----- Entries supplied -----

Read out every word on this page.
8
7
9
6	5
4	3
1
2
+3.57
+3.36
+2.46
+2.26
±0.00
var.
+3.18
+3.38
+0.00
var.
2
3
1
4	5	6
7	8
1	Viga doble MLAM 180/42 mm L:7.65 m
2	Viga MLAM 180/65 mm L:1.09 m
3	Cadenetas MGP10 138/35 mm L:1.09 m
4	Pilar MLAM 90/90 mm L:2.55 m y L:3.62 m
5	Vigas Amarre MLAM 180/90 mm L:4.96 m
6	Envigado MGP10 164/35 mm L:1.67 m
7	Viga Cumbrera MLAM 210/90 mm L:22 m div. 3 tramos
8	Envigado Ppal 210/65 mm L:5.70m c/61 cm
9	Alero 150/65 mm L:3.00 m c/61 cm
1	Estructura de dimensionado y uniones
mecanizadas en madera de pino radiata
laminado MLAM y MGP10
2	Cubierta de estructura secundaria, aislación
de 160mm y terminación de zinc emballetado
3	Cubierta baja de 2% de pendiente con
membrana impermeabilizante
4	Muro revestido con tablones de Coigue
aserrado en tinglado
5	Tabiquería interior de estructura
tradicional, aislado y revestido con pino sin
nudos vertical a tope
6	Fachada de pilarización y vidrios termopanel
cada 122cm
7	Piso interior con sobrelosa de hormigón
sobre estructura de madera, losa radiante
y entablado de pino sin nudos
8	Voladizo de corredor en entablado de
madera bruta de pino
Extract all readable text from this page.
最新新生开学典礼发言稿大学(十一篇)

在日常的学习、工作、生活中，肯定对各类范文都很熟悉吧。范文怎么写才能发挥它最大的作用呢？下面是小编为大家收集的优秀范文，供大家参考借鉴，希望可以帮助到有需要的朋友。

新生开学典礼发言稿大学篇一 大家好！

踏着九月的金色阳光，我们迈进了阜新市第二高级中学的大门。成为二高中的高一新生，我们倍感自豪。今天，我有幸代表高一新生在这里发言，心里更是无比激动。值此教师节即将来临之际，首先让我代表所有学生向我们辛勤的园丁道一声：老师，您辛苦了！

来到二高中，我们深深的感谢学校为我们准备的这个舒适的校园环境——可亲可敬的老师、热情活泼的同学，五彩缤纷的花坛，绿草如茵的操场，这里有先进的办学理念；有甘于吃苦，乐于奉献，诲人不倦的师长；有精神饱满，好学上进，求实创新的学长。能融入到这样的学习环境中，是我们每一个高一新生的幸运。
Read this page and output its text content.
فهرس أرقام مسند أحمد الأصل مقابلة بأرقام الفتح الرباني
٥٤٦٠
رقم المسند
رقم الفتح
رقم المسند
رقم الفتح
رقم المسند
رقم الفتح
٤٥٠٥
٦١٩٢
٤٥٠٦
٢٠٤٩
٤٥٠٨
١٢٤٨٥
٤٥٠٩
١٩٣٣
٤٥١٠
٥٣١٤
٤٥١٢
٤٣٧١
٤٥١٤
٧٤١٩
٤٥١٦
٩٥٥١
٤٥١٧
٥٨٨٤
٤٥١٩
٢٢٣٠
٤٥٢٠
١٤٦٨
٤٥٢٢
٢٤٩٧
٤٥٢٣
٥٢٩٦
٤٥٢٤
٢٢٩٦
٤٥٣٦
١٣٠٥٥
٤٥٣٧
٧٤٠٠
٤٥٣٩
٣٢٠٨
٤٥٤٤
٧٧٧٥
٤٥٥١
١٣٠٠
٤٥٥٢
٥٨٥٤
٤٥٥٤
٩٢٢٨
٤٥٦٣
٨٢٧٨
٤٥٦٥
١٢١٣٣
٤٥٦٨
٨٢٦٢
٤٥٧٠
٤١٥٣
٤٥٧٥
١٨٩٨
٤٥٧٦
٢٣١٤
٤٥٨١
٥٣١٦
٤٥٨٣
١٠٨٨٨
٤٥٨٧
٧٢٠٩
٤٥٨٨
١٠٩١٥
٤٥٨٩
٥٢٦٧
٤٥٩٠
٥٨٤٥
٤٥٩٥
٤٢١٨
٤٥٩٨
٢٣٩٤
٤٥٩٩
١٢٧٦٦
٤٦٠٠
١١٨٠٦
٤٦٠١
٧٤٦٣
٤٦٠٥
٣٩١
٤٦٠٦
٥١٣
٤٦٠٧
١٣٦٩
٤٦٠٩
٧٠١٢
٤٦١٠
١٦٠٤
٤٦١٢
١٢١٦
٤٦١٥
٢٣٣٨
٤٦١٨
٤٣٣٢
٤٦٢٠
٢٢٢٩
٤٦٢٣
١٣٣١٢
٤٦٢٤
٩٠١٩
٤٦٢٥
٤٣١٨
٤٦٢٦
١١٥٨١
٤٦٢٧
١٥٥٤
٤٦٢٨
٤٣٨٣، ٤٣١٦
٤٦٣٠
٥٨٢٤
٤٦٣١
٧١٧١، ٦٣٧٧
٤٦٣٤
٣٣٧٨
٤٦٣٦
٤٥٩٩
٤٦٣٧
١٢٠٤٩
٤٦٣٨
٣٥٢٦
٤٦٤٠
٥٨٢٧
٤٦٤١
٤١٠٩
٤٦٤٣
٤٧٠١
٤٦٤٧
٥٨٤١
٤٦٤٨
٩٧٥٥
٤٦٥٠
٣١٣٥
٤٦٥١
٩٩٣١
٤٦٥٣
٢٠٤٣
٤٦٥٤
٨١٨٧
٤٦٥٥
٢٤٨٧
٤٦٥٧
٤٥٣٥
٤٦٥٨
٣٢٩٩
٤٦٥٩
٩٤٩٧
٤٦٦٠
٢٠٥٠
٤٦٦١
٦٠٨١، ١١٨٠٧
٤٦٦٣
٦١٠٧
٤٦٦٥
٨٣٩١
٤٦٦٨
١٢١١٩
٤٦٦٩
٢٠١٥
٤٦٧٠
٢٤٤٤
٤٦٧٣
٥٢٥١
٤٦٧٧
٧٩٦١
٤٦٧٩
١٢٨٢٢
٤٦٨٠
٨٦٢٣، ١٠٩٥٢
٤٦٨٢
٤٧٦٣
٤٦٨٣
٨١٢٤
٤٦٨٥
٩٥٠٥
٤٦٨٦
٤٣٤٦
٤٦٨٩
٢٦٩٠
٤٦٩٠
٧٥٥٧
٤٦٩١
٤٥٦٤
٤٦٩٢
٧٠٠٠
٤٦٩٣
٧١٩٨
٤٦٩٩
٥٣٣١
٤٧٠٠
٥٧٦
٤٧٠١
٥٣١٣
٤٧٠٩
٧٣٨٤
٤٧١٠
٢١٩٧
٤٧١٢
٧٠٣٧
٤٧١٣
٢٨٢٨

-----

Work required:
Restate the data above word for word, please.

Result:
Read out every word on this page.
8
7
9
6	5
4	3
1
2
+3.57
+3.36
+2.46
+2.26
±0.00
var.
+3.18
+3.38
+0.00
var.
2
3
1
4	5	6
7	8
1	Viga doble MLAM 180/42 mm L:7.65 m
2	Viga MLAM 180/65 mm L:1.09 m
3	Cadenetas MGP10 138/35 mm L:1.09 m
4	Pilar MLAM 90/90 mm L:2.55 m y L:3.62 m
5	Vigas Amarre MLAM 180/90 mm L:4.96 m
6	Envigado MGP10 164/35 mm L:1.67 m
7	Viga Cumbrera MLAM 210/90 mm L:22 m div. 3 tramos
8	Envigado Ppal 210/65 mm L:5.70m c/61 cm
9	Alero 150/65 mm L:3.00 m c/61 cm
1	Estructura de dimensionado y uniones
mecanizadas en madera de pino radiata
laminado MLAM y MGP10
2	Cubierta de estructura secundaria, aislación
de 160mm y terminación de zinc emballetado
3	Cubierta baja de 2% de pendiente con
membrana impermeabilizante
4	Muro revestido con tablones de Coigue
aserrado en tinglado
5	Tabiquería interior de estructura
tradicional, aislado y revestido con pino sin
nudos vertical a tope
6	Fachada de pilarización y vidrios termopanel
cada 122cm
7	Piso interior con sobrelosa de hormigón
sobre estructura de madera, losa radiante
y entablado de pino sin nudos
8	Voladizo de corredor en entablado de
madera bruta de pino
Extract all readable text from this page.
最新新生开学典礼发言稿大学(十一篇)

在日常的学习、工作、生活中，肯定对各类范文都很熟悉吧。范文怎么写才能发挥它最大的作用呢？下面是小编为大家收集的优秀范文，供大家参考借鉴，希望可以帮助到有需要的朋友。

新生开学典礼发言稿大学篇一 大家好！

踏着九月的金色阳光，我们迈进了阜新市第二高级中学的大门。成为二高中的高一新生，我们倍感自豪。今天，我有幸代表高一新生在这里发言，心里更是无比激动。值此教师节即将来临之际，首先让我代表所有学生向我们辛勤的园丁道一声：老师，您辛苦了！

来到二高中，我们深深的感谢学校为我们准备的这个舒适的校园环境——可亲可敬的老师、热情活泼的同学，五彩缤纷的花坛，绿草如茵的操场，这里有先进的办学理念；有甘于吃苦，乐于奉献，诲人不倦的师长；有精神饱满，好学上进，求实创新的学长。能融入到这样的学习环境中，是我们每一个高一新生的幸运。
Read this page and output its text content.
فهرس أرقام مسند أحمد الأصل مقابلة بأرقام الفتح الرباني
٥٤٦٠
رقم المسند
رقم الفتح
رقم المسند
رقم الفتح
رقم المسند
رقم الفتح
٤٥٠٥
٦١٩٢
٤٥٠٦
٢٠٤٩
٤٥٠٨
١٢٤٨٥
٤٥٠٩
١٩٣٣
٤٥١٠
٥٣١٤
٤٥١٢
٤٣٧١
٤٥١٤
٧٤١٩
٤٥١٦
٩٥٥١
٤٥١٧
٥٨٨٤
٤٥١٩
٢٢٣٠
٤٥٢٠
١٤٦٨
٤٥٢٢
٢٤٩٧
٤٥٢٣
٥٢٩٦
٤٥٢٤
٢٢٩٦
٤٥٣٦
١٣٠٥٥
٤٥٣٧
٧٤٠٠
٤٥٣٩
٣٢٠٨
٤٥٤٤
٧٧٧٥
٤٥٥١
١٣٠٠
٤٥٥٢
٥٨٥٤
٤٥٥٤
٩٢٢٨
٤٥٦٣
٨٢٧٨
٤٥٦٥
١٢١٣٣
٤٥٦٨
٨٢٦٢
٤٥٧٠
٤١٥٣
٤٥٧٥
١٨٩٨
٤٥٧٦
٢٣١٤
٤٥٨١
٥٣١٦
٤٥٨٣
١٠٨٨٨
٤٥٨٧
٧٢٠٩
٤٥٨٨
١٠٩١٥
٤٥٨٩
٥٢٦٧
٤٥٩٠
٥٨٤٥
٤٥٩٥
٤٢١٨
٤٥٩٨
٢٣٩٤
٤٥٩٩
١٢٧٦٦
٤٦٠٠
١١٨٠٦
٤٦٠١
٧٤٦٣
٤٦٠٥
٣٩١
٤٦٠٦
٥١٣
٤٦٠٧
١٣٦٩
٤٦٠٩
٧٠١٢
٤٦١٠
١٦٠٤
٤٦١٢
١٢١٦
٤٦١٥
٢٣٣٨
٤٦١٨
٤٣٣٢
٤٦٢٠
٢٢٢٩
٤٦٢٣
١٣٣١٢
٤٦٢٤
٩٠١٩
٤٦٢٥
٤٣١٨
٤٦٢٦
١١٥٨١
٤٦٢٧
١٥٥٤
٤٦٢٨
٤٣٨٣، ٤٣١٦
٤٦٣٠
٥٨٢٤
٤٦٣١
٧١٧١، ٦٣٧٧
٤٦٣٤
٣٣٧٨
٤٦٣٦
٤٥٩٩
٤٦٣٧
١٢٠٤٩
٤٦٣٨
٣٥٢٦
٤٦٤٠
٥٨٢٧
٤٦٤١
٤١٠٩
٤٦٤٣
٤٧٠١
٤٦٤٧
٥٨٤١
٤٦٤٨
٩٧٥٥
٤٦٥٠
٣١٣٥
٤٦٥١
٩٩٣١
٤٦٥٣
٢٠٤٣
٤٦٥٤
٨١٨٧
٤٦٥٥
٢٤٨٧
٤٦٥٧
٤٥٣٥
٤٦٥٨
٣٢٩٩
٤٦٥٩
٩٤٩٧
٤٦٦٠
٢٠٥٠
٤٦٦١
٦٠٨١، ١١٨٠٧
٤٦٦٣
٦١٠٧
٤٦٦٥
٨٣٩١
٤٦٦٨
١٢١١٩
٤٦٦٩
٢٠١٥
٤٦٧٠
٢٤٤٤
٤٦٧٣
٥٢٥١
٤٦٧٧
٧٩٦١
٤٦٧٩
١٢٨٢٢
٤٦٨٠
٨٦٢٣، ١٠٩٥٢
٤٦٨٢
٤٧٦٣
٤٦٨٣
٨١٢٤
٤٦٨٥
٩٥٠٥
٤٦٨٦
٤٣٤٦
٤٦٨٩
٢٦٩٠
٤٦٩٠
٧٥٥٧
٤٦٩١
٤٥٦٤
٤٦٩٢
٧٠٠٠
٤٦٩٣
٧١٩٨
٤٦٩٩
٥٣٣١
٤٧٠٠
٥٧٦
٤٧٠١
٥٣١٣
٤٧٠٩
٧٣٨٤
٤٧١٠
٢١٩٧
٤٧١٢
٧٠٣٧
٤٧١٣
٢٨٢٨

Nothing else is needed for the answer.